Supplied data -
* begin *

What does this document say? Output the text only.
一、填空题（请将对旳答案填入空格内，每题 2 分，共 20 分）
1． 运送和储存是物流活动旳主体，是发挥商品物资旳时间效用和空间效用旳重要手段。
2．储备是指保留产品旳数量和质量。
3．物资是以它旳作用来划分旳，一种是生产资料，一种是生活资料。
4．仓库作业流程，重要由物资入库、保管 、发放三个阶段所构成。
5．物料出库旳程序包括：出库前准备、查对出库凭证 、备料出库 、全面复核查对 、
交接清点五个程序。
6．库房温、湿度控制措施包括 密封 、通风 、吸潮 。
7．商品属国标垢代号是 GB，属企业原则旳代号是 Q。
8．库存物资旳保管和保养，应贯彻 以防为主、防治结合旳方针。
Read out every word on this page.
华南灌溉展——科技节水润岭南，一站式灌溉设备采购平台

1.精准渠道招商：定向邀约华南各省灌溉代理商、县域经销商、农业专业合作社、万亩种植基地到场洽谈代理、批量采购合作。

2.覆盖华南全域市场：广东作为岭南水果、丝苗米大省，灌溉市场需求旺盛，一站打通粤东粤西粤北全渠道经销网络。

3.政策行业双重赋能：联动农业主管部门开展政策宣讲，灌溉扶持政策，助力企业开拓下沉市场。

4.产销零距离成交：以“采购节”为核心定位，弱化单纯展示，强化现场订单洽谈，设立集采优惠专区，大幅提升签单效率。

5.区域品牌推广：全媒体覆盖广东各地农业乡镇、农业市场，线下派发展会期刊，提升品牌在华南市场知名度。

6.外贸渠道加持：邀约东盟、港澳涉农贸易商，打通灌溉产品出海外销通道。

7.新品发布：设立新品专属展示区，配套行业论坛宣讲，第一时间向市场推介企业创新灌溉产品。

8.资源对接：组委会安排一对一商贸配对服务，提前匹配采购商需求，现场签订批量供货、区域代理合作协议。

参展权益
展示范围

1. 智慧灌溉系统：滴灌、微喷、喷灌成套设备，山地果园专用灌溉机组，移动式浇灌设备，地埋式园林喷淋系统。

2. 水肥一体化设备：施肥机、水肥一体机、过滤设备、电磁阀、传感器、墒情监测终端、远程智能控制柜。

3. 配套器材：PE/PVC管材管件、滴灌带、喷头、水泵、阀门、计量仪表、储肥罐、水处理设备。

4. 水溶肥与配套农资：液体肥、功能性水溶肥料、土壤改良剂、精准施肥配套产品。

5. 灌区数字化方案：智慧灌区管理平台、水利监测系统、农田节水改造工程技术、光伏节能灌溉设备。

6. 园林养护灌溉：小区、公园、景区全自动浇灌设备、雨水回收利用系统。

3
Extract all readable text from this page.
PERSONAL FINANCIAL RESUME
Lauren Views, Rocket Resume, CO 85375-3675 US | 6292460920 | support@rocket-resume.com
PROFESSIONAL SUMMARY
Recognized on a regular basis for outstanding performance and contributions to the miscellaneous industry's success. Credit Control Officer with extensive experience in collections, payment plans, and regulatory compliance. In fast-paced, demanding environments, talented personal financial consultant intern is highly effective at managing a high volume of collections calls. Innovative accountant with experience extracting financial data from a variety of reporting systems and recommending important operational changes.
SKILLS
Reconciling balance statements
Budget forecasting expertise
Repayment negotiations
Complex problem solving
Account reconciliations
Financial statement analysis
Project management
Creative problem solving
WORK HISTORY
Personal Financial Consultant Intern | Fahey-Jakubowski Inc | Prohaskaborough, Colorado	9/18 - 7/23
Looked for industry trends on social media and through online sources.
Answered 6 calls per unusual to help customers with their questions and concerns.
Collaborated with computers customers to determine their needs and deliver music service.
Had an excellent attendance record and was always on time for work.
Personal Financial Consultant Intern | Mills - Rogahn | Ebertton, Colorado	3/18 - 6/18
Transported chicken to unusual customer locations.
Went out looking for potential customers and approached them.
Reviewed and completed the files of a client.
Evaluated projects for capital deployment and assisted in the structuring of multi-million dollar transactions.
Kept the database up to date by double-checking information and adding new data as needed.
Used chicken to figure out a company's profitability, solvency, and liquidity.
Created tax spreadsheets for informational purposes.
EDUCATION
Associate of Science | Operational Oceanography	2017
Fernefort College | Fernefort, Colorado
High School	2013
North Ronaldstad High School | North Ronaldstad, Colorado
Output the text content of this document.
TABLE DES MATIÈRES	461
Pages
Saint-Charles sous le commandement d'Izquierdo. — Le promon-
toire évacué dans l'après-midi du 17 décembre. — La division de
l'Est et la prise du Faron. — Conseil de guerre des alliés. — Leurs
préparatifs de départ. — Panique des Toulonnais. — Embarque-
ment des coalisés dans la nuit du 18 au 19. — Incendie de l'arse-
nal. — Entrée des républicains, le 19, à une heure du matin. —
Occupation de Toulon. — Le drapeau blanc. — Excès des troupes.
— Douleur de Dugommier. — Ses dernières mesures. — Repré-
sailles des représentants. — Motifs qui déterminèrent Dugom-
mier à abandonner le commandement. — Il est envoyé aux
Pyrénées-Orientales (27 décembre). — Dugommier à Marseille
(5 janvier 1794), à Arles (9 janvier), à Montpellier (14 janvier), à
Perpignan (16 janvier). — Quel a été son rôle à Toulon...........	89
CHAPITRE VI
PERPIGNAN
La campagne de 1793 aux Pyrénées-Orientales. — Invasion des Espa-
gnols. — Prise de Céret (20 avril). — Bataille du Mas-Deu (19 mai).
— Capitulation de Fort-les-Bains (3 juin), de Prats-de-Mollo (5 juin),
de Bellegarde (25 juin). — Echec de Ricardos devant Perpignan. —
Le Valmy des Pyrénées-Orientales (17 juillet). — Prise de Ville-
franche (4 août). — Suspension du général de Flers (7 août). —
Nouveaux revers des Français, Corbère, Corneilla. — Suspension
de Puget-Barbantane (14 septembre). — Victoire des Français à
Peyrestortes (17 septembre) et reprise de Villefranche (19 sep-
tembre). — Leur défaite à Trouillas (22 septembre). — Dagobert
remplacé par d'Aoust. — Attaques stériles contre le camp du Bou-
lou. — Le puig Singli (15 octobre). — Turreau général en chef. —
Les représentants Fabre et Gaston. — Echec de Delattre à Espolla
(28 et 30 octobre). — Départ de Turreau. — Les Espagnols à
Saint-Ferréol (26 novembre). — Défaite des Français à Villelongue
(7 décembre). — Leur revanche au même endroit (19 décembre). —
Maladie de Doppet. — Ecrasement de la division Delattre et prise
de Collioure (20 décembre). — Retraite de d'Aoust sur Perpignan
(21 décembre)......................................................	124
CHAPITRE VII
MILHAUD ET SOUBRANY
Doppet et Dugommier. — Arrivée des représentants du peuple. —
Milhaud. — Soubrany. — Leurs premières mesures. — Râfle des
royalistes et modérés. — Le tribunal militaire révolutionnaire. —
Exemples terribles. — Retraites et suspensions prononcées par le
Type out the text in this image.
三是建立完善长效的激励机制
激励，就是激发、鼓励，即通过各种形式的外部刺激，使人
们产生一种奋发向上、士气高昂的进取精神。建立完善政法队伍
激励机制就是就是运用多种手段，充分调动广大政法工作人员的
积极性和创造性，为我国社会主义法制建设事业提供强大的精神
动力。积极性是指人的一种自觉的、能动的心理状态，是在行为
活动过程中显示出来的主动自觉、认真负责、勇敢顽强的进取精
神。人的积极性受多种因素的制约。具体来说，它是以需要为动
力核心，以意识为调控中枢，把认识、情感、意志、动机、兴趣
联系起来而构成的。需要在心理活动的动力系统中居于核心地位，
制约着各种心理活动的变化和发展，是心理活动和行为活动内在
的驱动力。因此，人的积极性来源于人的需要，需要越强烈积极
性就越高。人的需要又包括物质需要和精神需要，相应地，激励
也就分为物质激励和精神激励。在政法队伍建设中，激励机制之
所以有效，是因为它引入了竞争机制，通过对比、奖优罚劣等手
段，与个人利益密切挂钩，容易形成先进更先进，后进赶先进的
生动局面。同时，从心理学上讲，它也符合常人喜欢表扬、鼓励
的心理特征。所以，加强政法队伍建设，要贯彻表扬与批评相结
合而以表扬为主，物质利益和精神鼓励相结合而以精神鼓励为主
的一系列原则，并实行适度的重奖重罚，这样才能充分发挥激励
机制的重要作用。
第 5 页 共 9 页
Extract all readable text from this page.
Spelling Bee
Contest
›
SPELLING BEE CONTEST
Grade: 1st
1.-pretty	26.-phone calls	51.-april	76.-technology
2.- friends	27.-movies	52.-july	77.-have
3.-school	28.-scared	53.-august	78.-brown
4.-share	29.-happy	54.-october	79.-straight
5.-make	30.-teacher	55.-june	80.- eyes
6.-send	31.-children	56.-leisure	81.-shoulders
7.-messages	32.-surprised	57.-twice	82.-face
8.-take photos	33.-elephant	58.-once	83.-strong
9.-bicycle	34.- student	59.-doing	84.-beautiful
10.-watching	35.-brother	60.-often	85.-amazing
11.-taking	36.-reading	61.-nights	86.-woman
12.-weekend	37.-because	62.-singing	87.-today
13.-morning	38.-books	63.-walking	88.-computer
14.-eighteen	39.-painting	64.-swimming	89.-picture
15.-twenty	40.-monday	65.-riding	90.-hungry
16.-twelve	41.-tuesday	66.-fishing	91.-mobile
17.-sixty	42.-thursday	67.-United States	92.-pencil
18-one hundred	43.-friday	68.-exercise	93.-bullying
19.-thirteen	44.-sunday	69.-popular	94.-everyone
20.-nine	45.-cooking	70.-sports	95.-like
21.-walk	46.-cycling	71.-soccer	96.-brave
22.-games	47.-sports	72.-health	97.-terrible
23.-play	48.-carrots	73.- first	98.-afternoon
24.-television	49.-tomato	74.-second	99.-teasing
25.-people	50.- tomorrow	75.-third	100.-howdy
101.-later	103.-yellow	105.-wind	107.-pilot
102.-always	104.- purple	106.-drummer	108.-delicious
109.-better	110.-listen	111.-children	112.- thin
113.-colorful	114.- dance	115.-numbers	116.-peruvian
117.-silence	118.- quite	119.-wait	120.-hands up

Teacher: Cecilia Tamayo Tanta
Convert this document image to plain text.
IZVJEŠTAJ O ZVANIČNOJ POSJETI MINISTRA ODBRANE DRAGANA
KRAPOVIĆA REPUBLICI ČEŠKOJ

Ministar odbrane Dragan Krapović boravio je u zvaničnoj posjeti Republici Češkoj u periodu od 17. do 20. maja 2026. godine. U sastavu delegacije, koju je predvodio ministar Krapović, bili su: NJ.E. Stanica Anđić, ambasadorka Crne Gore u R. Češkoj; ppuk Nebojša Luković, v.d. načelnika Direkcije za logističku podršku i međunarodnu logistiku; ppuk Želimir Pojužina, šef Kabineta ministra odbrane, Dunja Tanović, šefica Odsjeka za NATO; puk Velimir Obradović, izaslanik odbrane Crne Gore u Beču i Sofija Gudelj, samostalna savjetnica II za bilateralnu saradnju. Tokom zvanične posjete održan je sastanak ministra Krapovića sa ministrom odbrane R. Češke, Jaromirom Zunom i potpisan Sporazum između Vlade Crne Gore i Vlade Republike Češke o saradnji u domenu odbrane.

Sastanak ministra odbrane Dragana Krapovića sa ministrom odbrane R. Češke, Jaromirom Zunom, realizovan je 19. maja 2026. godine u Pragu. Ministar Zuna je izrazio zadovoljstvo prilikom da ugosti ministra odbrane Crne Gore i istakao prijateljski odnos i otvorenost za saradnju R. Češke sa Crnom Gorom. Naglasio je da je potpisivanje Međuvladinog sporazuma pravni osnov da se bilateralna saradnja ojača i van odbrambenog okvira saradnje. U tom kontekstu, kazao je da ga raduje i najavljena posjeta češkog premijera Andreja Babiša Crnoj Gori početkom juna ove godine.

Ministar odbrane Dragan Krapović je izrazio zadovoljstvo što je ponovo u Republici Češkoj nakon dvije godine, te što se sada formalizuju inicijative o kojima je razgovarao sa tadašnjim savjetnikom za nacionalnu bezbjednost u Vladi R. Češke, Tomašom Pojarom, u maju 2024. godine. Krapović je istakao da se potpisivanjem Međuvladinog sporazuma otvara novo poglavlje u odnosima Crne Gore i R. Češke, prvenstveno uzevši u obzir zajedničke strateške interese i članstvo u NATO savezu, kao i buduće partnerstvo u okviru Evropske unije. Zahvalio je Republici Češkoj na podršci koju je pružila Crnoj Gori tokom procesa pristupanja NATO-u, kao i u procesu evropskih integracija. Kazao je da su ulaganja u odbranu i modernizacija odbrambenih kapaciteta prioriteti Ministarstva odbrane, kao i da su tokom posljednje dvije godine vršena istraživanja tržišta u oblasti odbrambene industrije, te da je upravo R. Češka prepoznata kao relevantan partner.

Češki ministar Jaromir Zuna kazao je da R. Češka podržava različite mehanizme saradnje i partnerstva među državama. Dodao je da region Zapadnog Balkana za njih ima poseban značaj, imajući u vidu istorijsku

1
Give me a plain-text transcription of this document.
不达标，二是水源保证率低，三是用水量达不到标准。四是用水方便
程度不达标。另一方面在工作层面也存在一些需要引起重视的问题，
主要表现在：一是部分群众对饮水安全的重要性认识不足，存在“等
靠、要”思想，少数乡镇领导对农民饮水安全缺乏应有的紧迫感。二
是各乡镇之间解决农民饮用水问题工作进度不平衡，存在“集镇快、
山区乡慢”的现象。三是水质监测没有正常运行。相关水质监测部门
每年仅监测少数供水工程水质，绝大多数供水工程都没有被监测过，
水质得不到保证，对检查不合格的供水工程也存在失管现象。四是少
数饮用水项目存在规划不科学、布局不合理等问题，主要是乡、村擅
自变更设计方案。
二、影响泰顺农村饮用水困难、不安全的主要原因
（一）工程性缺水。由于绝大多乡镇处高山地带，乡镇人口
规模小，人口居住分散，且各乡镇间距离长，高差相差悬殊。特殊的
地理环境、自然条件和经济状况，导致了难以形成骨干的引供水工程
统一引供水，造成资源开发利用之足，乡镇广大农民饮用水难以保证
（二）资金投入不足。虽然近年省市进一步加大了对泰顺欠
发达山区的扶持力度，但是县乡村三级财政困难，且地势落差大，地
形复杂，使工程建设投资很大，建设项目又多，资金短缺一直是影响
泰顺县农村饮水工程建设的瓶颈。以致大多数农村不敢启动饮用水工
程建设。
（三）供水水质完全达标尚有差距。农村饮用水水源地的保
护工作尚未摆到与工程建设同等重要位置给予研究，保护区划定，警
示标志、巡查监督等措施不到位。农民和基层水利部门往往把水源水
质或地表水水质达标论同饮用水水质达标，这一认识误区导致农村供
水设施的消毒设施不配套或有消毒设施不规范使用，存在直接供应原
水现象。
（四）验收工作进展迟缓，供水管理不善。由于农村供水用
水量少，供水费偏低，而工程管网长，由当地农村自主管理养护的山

* end *

Exercise prompt - Find every line containing the word "problem", then give the total and nothing more.

Solved exercise - 2